**Task description**
Copy out each line that includes the word "xlabel".

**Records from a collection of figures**
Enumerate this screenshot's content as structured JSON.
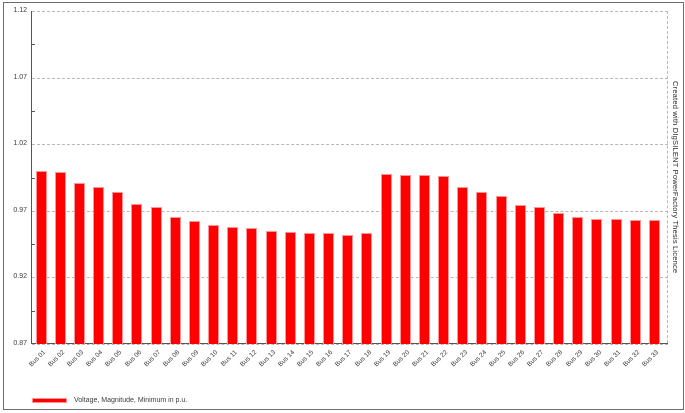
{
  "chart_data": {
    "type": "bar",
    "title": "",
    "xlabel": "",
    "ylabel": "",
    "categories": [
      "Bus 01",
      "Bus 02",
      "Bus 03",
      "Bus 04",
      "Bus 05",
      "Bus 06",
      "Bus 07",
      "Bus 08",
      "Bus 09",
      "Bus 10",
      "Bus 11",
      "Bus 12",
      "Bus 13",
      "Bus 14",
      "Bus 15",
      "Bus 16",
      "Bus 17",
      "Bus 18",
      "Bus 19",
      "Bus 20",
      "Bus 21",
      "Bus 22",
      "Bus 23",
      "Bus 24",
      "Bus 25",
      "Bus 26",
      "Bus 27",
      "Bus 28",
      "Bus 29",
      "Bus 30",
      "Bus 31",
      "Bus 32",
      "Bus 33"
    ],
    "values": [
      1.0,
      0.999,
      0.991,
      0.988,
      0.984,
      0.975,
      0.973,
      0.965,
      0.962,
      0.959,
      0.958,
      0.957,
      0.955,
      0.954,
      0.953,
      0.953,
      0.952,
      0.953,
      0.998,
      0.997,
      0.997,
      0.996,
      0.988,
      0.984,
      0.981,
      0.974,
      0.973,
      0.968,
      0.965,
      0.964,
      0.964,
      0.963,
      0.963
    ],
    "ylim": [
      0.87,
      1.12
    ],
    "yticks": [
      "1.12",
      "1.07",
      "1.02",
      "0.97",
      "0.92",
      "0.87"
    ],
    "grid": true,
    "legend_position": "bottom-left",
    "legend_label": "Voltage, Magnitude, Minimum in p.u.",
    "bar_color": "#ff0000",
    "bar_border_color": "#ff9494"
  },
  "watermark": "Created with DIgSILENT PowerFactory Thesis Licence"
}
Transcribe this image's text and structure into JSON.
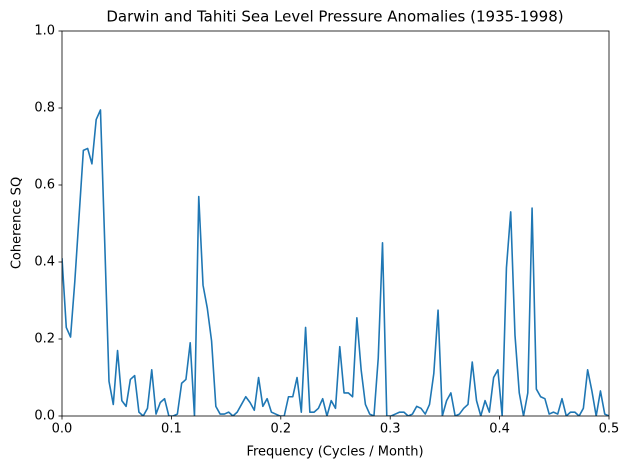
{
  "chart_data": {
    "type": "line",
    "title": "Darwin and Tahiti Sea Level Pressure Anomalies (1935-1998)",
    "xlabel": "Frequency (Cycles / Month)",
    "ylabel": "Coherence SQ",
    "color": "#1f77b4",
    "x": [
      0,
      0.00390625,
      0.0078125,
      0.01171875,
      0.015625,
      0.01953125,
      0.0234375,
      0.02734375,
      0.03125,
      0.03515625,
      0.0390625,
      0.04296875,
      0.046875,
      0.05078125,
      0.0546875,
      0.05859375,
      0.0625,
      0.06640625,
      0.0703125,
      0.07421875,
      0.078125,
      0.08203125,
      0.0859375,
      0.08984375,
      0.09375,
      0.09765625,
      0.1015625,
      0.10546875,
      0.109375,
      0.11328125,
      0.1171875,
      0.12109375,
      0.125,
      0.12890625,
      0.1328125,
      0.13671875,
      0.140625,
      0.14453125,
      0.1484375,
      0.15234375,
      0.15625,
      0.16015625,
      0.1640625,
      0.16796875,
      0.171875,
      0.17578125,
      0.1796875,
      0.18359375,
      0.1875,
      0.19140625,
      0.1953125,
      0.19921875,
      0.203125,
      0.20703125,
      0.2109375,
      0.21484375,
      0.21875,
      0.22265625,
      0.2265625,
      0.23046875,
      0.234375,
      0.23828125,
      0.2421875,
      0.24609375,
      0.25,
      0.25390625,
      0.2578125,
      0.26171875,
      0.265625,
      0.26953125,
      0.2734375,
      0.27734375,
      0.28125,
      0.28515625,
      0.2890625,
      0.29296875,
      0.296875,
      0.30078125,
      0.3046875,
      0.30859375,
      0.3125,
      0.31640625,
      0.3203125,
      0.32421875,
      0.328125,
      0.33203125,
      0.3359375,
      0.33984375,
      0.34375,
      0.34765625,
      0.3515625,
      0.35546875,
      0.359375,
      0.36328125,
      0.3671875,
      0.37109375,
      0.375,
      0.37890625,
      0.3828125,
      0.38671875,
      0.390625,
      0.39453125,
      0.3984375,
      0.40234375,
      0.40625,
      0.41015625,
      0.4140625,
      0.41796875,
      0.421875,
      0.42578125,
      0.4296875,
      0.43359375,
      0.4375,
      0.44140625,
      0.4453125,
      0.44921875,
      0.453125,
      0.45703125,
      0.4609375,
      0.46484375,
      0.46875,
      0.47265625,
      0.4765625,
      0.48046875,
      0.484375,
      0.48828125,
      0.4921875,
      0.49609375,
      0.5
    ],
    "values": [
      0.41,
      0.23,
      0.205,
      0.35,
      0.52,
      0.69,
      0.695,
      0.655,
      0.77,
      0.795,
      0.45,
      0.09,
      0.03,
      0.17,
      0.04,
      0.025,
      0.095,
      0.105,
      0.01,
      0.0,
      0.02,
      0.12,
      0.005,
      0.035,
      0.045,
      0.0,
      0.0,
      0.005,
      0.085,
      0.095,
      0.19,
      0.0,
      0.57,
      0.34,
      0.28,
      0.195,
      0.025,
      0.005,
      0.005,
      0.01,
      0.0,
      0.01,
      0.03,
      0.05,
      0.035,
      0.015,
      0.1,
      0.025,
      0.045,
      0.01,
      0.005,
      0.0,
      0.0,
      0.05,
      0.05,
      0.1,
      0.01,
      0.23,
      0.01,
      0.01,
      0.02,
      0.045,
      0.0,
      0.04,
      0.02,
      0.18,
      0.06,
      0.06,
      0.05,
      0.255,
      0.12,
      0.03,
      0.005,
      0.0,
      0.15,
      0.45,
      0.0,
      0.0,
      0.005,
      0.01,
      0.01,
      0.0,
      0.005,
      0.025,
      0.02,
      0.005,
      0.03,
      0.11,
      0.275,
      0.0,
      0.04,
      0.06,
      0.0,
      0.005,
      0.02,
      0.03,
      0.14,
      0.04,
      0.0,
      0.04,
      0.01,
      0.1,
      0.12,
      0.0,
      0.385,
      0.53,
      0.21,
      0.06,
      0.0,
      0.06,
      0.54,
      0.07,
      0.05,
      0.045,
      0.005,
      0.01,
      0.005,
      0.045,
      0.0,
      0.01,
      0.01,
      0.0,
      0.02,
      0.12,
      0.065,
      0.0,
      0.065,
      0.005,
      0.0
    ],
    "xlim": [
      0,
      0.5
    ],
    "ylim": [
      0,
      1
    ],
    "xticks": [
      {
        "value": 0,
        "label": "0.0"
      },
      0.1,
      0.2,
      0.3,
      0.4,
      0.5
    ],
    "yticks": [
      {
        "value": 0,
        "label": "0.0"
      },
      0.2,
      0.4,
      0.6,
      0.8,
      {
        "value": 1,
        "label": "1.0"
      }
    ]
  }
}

...

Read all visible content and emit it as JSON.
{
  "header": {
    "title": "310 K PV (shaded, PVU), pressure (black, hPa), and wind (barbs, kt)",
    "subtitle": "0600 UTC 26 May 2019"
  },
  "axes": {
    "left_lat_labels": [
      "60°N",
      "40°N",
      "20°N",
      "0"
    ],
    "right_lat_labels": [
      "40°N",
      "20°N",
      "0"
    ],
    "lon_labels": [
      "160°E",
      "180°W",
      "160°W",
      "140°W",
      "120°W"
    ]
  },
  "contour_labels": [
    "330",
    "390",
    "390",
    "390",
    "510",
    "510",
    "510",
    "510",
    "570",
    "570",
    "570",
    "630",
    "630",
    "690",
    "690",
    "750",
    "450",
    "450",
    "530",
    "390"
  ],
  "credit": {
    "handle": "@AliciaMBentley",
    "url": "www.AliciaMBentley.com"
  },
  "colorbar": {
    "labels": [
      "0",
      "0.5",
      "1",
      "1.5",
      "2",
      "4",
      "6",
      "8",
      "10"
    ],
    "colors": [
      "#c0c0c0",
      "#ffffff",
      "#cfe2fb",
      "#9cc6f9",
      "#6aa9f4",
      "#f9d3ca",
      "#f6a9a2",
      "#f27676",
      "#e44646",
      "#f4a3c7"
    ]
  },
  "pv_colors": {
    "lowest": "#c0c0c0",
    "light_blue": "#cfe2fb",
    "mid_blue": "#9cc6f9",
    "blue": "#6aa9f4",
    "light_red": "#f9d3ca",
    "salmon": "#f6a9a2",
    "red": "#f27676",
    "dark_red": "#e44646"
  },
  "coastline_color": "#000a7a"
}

**Finished answer**
    "xlabel": "",
    "xlabel": "Frequency (Cycles / Month)",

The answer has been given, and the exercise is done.